__Exercise objective__.
Below are records; work out how many of their lines contain "JSON" and give only that number.

** Start Task inputs **

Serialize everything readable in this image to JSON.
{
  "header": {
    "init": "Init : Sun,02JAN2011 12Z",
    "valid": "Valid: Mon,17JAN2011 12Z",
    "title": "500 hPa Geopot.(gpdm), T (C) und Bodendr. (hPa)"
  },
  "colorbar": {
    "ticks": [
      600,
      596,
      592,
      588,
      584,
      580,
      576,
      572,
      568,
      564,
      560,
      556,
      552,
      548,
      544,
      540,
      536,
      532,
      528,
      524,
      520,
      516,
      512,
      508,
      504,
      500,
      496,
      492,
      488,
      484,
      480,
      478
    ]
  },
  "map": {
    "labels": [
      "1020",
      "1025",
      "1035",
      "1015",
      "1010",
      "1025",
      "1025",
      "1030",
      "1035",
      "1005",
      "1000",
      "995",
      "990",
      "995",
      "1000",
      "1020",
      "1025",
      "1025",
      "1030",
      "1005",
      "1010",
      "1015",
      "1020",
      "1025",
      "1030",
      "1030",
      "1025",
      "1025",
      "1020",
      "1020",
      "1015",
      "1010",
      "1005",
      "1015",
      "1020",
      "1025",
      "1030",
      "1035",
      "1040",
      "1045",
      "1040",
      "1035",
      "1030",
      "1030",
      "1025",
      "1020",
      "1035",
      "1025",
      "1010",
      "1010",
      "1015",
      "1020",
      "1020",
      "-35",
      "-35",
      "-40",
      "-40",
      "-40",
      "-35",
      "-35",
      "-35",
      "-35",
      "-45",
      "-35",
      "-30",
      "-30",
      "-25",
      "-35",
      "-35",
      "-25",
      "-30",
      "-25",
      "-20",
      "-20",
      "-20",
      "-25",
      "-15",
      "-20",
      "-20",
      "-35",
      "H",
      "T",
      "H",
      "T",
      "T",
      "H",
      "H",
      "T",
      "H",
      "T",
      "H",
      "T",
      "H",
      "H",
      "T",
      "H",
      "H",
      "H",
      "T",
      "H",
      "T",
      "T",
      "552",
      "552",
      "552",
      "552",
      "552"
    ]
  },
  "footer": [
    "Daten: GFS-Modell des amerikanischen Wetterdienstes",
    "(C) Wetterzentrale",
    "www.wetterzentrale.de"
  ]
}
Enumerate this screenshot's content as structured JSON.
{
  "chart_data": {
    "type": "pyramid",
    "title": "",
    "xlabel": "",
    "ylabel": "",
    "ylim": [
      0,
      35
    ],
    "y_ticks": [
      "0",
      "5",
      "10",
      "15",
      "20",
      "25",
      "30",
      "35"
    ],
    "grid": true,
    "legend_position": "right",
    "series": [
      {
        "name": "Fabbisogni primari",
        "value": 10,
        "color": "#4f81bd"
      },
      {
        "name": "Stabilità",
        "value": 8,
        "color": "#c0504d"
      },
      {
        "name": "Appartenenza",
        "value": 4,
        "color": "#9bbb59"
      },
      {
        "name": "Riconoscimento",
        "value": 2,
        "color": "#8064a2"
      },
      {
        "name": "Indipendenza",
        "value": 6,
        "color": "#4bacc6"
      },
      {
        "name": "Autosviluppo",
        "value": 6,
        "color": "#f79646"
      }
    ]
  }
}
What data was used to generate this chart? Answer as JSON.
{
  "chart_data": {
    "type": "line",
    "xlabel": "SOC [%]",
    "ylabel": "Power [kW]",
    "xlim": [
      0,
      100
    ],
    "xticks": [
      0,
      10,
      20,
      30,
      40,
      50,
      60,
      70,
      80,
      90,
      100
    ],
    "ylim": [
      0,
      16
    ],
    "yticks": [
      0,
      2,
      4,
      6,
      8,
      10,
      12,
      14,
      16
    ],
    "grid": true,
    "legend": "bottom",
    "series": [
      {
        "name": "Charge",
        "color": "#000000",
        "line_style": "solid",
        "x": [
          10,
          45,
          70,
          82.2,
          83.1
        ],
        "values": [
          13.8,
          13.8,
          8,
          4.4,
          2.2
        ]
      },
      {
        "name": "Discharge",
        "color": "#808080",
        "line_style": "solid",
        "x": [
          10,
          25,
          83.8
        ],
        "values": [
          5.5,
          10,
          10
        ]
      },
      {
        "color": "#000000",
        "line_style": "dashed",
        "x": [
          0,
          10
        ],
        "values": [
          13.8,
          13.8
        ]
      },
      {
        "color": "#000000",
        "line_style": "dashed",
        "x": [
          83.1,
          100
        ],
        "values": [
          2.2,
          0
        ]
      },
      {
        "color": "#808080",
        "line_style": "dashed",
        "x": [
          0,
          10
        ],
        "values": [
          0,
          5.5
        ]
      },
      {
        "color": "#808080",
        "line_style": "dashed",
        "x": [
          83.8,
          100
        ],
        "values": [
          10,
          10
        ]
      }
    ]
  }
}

** End Task inputs **

__Solution to this problem__.
3